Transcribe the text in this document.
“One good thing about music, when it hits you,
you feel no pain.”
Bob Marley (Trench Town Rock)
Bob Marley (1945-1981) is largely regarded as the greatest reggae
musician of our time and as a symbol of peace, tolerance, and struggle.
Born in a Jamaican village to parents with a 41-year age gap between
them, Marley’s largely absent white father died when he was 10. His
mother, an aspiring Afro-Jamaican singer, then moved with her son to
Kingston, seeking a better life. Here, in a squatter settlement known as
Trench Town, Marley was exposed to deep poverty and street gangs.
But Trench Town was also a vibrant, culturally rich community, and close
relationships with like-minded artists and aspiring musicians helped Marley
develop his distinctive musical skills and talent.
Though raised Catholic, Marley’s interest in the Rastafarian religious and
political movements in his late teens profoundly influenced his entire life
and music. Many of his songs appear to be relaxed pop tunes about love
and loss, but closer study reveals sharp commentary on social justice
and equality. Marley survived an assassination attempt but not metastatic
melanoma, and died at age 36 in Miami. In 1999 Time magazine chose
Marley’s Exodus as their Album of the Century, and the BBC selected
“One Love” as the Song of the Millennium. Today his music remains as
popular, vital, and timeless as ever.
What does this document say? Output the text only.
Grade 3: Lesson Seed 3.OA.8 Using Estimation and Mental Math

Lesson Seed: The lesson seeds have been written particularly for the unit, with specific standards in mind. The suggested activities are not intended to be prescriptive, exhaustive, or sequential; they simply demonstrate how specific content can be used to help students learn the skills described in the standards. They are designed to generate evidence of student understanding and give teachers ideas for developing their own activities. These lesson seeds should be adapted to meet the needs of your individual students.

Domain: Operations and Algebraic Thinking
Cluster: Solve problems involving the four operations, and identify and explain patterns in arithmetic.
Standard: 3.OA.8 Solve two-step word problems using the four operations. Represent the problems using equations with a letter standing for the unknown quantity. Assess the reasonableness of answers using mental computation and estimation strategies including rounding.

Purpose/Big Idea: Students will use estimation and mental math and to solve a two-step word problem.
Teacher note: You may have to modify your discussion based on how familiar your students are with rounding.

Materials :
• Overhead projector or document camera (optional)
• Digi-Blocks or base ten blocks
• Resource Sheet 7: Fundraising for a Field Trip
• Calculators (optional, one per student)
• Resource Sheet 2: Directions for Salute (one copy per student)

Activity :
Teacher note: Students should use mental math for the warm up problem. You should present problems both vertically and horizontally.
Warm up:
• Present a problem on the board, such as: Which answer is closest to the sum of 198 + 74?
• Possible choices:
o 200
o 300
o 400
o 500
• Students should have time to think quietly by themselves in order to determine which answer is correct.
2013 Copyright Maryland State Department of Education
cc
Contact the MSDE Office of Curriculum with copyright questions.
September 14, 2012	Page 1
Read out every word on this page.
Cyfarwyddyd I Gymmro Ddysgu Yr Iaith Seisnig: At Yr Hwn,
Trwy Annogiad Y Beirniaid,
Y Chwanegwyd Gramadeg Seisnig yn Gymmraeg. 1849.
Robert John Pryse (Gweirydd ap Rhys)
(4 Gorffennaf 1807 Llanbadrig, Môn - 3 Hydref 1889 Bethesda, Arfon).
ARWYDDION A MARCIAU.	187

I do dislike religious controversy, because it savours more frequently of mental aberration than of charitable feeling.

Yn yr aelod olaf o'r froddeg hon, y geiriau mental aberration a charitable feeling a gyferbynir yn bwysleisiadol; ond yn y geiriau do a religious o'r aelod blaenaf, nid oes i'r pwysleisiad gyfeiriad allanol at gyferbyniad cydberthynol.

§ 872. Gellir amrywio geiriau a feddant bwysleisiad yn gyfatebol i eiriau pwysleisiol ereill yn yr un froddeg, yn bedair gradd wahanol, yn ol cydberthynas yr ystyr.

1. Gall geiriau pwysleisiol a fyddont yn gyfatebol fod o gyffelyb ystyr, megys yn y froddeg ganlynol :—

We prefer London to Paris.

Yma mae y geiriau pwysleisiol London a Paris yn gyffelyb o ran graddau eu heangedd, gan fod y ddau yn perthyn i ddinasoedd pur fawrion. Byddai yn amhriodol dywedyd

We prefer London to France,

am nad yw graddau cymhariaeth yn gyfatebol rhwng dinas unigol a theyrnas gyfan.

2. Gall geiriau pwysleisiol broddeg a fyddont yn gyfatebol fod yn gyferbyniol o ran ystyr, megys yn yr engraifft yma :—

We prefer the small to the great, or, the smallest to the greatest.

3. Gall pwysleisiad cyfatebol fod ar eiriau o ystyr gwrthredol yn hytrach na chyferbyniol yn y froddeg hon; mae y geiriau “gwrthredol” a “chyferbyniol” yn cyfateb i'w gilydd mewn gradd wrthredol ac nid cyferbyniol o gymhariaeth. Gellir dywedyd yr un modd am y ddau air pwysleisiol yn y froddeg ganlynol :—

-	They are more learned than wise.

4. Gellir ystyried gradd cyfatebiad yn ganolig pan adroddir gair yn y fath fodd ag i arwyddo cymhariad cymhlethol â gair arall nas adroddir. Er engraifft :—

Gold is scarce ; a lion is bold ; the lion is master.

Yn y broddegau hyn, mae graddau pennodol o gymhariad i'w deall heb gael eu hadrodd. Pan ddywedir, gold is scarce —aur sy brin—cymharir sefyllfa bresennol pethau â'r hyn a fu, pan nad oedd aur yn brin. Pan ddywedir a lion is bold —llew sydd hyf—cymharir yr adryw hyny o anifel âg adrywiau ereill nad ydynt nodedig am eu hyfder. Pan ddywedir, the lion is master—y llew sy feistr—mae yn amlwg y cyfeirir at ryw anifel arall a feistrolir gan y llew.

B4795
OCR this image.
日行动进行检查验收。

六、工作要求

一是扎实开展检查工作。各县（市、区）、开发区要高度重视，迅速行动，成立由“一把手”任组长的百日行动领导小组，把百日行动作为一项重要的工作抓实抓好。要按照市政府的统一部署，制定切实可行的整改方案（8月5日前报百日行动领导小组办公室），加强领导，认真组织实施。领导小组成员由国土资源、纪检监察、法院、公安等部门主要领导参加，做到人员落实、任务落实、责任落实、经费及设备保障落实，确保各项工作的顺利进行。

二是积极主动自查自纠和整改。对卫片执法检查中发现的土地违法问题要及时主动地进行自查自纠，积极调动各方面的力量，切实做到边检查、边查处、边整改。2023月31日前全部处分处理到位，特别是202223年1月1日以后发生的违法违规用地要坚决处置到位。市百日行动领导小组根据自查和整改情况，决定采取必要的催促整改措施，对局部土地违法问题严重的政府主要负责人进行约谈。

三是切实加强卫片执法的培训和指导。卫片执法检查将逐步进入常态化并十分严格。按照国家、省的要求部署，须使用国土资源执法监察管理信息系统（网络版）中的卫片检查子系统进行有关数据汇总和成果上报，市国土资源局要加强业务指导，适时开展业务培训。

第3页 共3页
· · ·
» Request:
Write an exact transcription of every entry above.

» Full solution:
Transcribe the text in this document.
“One good thing about music, when it hits you,
you feel no pain.”
Bob Marley (Trench Town Rock)
Bob Marley (1945-1981) is largely regarded as the greatest reggae
musician of our time and as a symbol of peace, tolerance, and struggle.
Born in a Jamaican village to parents with a 41-year age gap between
them, Marley’s largely absent white father died when he was 10. His
mother, an aspiring Afro-Jamaican singer, then moved with her son to
Kingston, seeking a better life. Here, in a squatter settlement known as
Trench Town, Marley was exposed to deep poverty and street gangs.
But Trench Town was also a vibrant, culturally rich community, and close
relationships with like-minded artists and aspiring musicians helped Marley
develop his distinctive musical skills and talent.
Though raised Catholic, Marley’s interest in the Rastafarian religious and
political movements in his late teens profoundly influenced his entire life
and music. Many of his songs appear to be relaxed pop tunes about love
and loss, but closer study reveals sharp commentary on social justice
and equality. Marley survived an assassination attempt but not metastatic
melanoma, and died at age 36 in Miami. In 1999 Time magazine chose
Marley’s Exodus as their Album of the Century, and the BBC selected
“One Love” as the Song of the Millennium. Today his music remains as
popular, vital, and timeless as ever.
What does this document say? Output the text only.
Grade 3: Lesson Seed 3.OA.8 Using Estimation and Mental Math

Lesson Seed: The lesson seeds have been written particularly for the unit, with specific standards in mind. The suggested activities are not intended to be prescriptive, exhaustive, or sequential; they simply demonstrate how specific content can be used to help students learn the skills described in the standards. They are designed to generate evidence of student understanding and give teachers ideas for developing their own activities. These lesson seeds should be adapted to meet the needs of your individual students.

Domain: Operations and Algebraic Thinking
Cluster: Solve problems involving the four operations, and identify and explain patterns in arithmetic.
Standard: 3.OA.8 Solve two-step word problems using the four operations. Represent the problems using equations with a letter standing for the unknown quantity. Assess the reasonableness of answers using mental computation and estimation strategies including rounding.

Purpose/Big Idea: Students will use estimation and mental math and to solve a two-step word problem.
Teacher note: You may have to modify your discussion based on how familiar your students are with rounding.

Materials :
• Overhead projector or document camera (optional)
• Digi-Blocks or base ten blocks
• Resource Sheet 7: Fundraising for a Field Trip
• Calculators (optional, one per student)
• Resource Sheet 2: Directions for Salute (one copy per student)

Activity :
Teacher note: Students should use mental math for the warm up problem. You should present problems both vertically and horizontally.
Warm up:
• Present a problem on the board, such as: Which answer is closest to the sum of 198 + 74?
• Possible choices:
o 200
o 300
o 400
o 500
• Students should have time to think quietly by themselves in order to determine which answer is correct.
2013 Copyright Maryland State Department of Education
cc
Contact the MSDE Office of Curriculum with copyright questions.
September 14, 2012	Page 1
Read out every word on this page.
Cyfarwyddyd I Gymmro Ddysgu Yr Iaith Seisnig: At Yr Hwn,
Trwy Annogiad Y Beirniaid,
Y Chwanegwyd Gramadeg Seisnig yn Gymmraeg. 1849.
Robert John Pryse (Gweirydd ap Rhys)
(4 Gorffennaf 1807 Llanbadrig, Môn - 3 Hydref 1889 Bethesda, Arfon).
ARWYDDION A MARCIAU.	187

I do dislike religious controversy, because it savours more frequently of mental aberration than of charitable feeling.

Yn yr aelod olaf o'r froddeg hon, y geiriau mental aberration a charitable feeling a gyferbynir yn bwysleisiadol; ond yn y geiriau do a religious o'r aelod blaenaf, nid oes i'r pwysleisiad gyfeiriad allanol at gyferbyniad cydberthynol.

§ 872. Gellir amrywio geiriau a feddant bwysleisiad yn gyfatebol i eiriau pwysleisiol ereill yn yr un froddeg, yn bedair gradd wahanol, yn ol cydberthynas yr ystyr.

1. Gall geiriau pwysleisiol a fyddont yn gyfatebol fod o gyffelyb ystyr, megys yn y froddeg ganlynol :—

We prefer London to Paris.

Yma mae y geiriau pwysleisiol London a Paris yn gyffelyb o ran graddau eu heangedd, gan fod y ddau yn perthyn i ddinasoedd pur fawrion. Byddai yn amhriodol dywedyd

We prefer London to France,

am nad yw graddau cymhariaeth yn gyfatebol rhwng dinas unigol a theyrnas gyfan.

2. Gall geiriau pwysleisiol broddeg a fyddont yn gyfatebol fod yn gyferbyniol o ran ystyr, megys yn yr engraifft yma :—

We prefer the small to the great, or, the smallest to the greatest.

3. Gall pwysleisiad cyfatebol fod ar eiriau o ystyr gwrthredol yn hytrach na chyferbyniol yn y froddeg hon; mae y geiriau “gwrthredol” a “chyferbyniol” yn cyfateb i'w gilydd mewn gradd wrthredol ac nid cyferbyniol o gymhariaeth. Gellir dywedyd yr un modd am y ddau air pwysleisiol yn y froddeg ganlynol :—

-	They are more learned than wise.

4. Gellir ystyried gradd cyfatebiad yn ganolig pan adroddir gair yn y fath fodd ag i arwyddo cymhariad cymhlethol â gair arall nas adroddir. Er engraifft :—

Gold is scarce ; a lion is bold ; the lion is master.

Yn y broddegau hyn, mae graddau pennodol o gymhariad i'w deall heb gael eu hadrodd. Pan ddywedir, gold is scarce —aur sy brin—cymharir sefyllfa bresennol pethau â'r hyn a fu, pan nad oedd aur yn brin. Pan ddywedir a lion is bold —llew sydd hyf—cymharir yr adryw hyny o anifel âg adrywiau ereill nad ydynt nodedig am eu hyfder. Pan ddywedir, the lion is master—y llew sy feistr—mae yn amlwg y cyfeirir at ryw anifel arall a feistrolir gan y llew.

B4795
OCR this image.
日行动进行检查验收。

六、工作要求

一是扎实开展检查工作。各县（市、区）、开发区要高度重视，迅速行动，成立由“一把手”任组长的百日行动领导小组，把百日行动作为一项重要的工作抓实抓好。要按照市政府的统一部署，制定切实可行的整改方案（8月5日前报百日行动领导小组办公室），加强领导，认真组织实施。领导小组成员由国土资源、纪检监察、法院、公安等部门主要领导参加，做到人员落实、任务落实、责任落实、经费及设备保障落实，确保各项工作的顺利进行。

二是积极主动自查自纠和整改。对卫片执法检查中发现的土地违法问题要及时主动地进行自查自纠，积极调动各方面的力量，切实做到边检查、边查处、边整改。2023月31日前全部处分处理到位，特别是202223年1月1日以后发生的违法违规用地要坚决处置到位。市百日行动领导小组根据自查和整改情况，决定采取必要的催促整改措施，对局部土地违法问题严重的政府主要负责人进行约谈。

三是切实加强卫片执法的培训和指导。卫片执法检查将逐步进入常态化并十分严格。按照国家、省的要求部署，须使用国土资源执法监察管理信息系统（网络版）中的卫片检查子系统进行有关数据汇总和成果上报，市国土资源局要加强业务指导，适时开展业务培训。

第3页 共3页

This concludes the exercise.